What to work on: Report only the number of lines holding "hors".

•••••

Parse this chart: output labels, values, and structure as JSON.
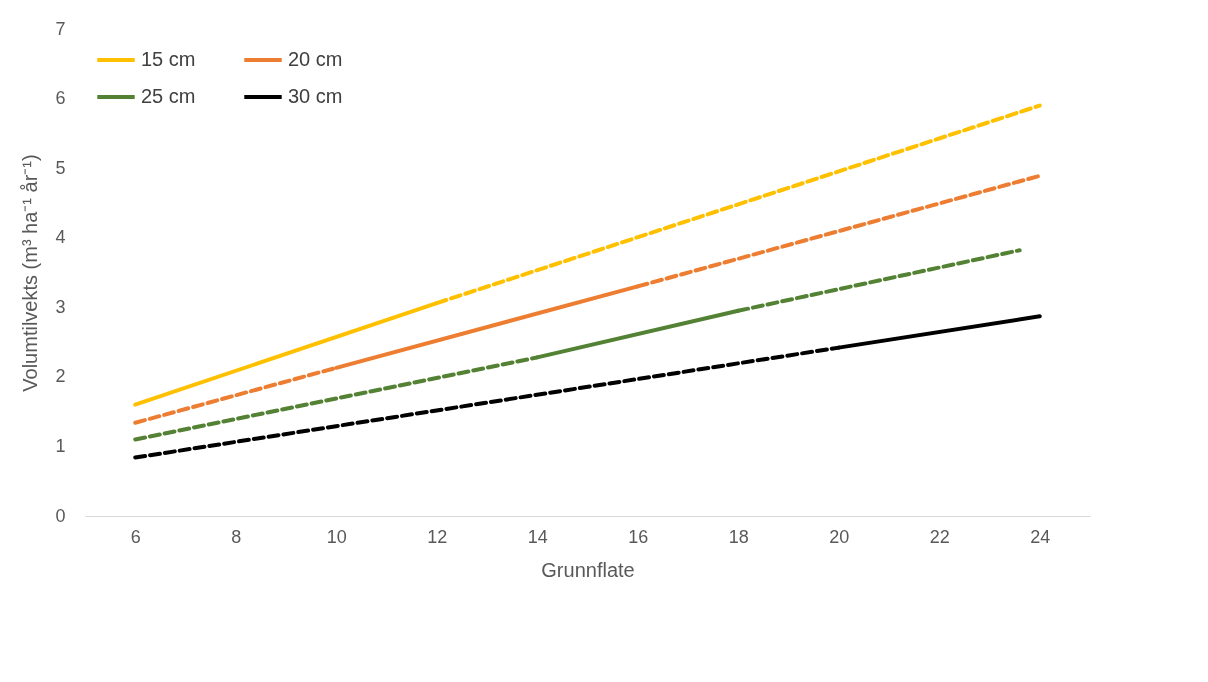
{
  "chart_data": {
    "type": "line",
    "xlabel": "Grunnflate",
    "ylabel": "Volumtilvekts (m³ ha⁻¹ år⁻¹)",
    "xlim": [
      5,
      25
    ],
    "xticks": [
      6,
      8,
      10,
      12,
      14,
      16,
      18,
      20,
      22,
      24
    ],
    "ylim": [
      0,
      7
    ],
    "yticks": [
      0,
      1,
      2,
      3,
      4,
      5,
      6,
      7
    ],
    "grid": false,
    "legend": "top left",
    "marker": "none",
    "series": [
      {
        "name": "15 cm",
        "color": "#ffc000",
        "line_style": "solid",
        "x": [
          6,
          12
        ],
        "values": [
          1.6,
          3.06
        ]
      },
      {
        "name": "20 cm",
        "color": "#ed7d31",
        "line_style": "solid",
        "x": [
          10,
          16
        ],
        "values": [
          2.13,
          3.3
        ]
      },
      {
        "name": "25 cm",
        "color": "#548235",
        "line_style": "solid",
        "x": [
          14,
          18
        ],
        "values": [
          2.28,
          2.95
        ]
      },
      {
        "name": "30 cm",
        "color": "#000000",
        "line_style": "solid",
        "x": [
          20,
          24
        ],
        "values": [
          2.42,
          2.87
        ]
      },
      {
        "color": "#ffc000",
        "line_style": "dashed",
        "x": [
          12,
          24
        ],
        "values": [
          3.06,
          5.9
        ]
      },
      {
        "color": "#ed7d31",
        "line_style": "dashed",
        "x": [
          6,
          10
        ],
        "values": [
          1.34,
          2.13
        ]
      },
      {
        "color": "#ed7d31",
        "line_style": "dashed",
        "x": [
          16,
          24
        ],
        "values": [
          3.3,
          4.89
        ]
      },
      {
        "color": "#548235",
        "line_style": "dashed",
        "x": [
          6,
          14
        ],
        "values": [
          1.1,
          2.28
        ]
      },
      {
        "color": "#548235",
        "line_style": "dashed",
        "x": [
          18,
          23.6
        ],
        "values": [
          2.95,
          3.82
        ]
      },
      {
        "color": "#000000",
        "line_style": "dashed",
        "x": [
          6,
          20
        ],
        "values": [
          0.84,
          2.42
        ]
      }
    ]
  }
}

•••••

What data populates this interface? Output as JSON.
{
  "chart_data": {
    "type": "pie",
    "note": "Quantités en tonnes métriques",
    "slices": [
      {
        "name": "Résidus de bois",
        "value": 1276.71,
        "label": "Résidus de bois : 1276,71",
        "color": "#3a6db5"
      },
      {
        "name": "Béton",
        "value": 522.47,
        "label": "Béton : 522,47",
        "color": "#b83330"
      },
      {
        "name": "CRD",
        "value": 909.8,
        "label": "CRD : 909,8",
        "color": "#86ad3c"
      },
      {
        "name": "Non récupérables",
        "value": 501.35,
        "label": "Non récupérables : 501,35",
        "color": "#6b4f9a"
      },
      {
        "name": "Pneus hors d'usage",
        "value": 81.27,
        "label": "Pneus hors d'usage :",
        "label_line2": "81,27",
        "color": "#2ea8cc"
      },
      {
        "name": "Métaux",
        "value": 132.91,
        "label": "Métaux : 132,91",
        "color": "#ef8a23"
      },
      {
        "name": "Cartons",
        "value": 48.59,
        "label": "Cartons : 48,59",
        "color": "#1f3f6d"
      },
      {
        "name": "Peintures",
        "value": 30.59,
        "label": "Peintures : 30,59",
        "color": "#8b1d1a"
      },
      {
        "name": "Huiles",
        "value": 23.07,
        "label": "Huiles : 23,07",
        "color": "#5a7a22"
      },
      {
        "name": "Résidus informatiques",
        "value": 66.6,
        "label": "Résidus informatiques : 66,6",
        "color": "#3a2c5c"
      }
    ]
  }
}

•••••

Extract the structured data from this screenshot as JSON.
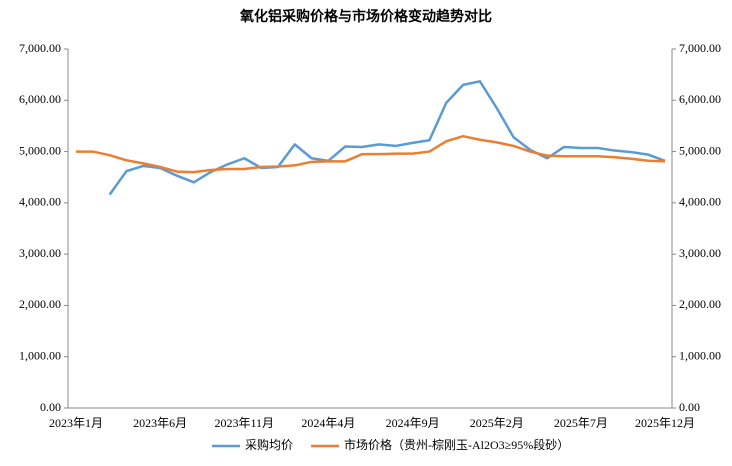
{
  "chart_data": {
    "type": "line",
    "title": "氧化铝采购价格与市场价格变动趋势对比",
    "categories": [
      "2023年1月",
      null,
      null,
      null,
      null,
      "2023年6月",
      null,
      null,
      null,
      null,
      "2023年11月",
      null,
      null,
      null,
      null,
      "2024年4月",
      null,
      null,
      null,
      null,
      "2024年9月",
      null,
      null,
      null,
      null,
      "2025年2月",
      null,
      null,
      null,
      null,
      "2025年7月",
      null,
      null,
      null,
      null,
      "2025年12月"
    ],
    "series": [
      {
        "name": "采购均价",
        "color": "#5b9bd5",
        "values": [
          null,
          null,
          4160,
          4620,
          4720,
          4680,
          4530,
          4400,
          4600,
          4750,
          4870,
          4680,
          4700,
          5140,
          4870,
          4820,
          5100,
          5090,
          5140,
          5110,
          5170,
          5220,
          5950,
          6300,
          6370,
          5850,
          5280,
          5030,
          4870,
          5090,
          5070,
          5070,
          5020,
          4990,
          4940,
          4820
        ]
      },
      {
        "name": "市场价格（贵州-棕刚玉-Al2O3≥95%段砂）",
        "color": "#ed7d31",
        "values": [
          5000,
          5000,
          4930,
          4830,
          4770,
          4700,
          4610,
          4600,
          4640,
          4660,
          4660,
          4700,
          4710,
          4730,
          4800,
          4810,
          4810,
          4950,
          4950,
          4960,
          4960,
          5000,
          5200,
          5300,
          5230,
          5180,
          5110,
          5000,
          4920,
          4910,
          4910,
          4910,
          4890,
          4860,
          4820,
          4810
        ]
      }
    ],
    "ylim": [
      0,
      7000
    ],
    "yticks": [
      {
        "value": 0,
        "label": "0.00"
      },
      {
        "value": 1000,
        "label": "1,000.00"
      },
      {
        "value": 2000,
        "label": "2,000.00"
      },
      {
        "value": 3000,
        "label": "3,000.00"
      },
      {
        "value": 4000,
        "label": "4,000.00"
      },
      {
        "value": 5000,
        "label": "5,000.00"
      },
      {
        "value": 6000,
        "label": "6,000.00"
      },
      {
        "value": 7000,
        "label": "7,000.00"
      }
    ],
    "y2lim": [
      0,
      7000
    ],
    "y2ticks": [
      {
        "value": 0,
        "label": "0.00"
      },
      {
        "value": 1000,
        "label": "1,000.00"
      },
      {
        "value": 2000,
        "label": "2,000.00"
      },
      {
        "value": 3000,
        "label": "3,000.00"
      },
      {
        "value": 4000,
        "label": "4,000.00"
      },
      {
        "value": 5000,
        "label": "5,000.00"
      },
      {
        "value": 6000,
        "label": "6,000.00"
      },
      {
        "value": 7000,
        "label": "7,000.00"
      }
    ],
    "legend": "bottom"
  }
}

•••••

Response to the exercise: 2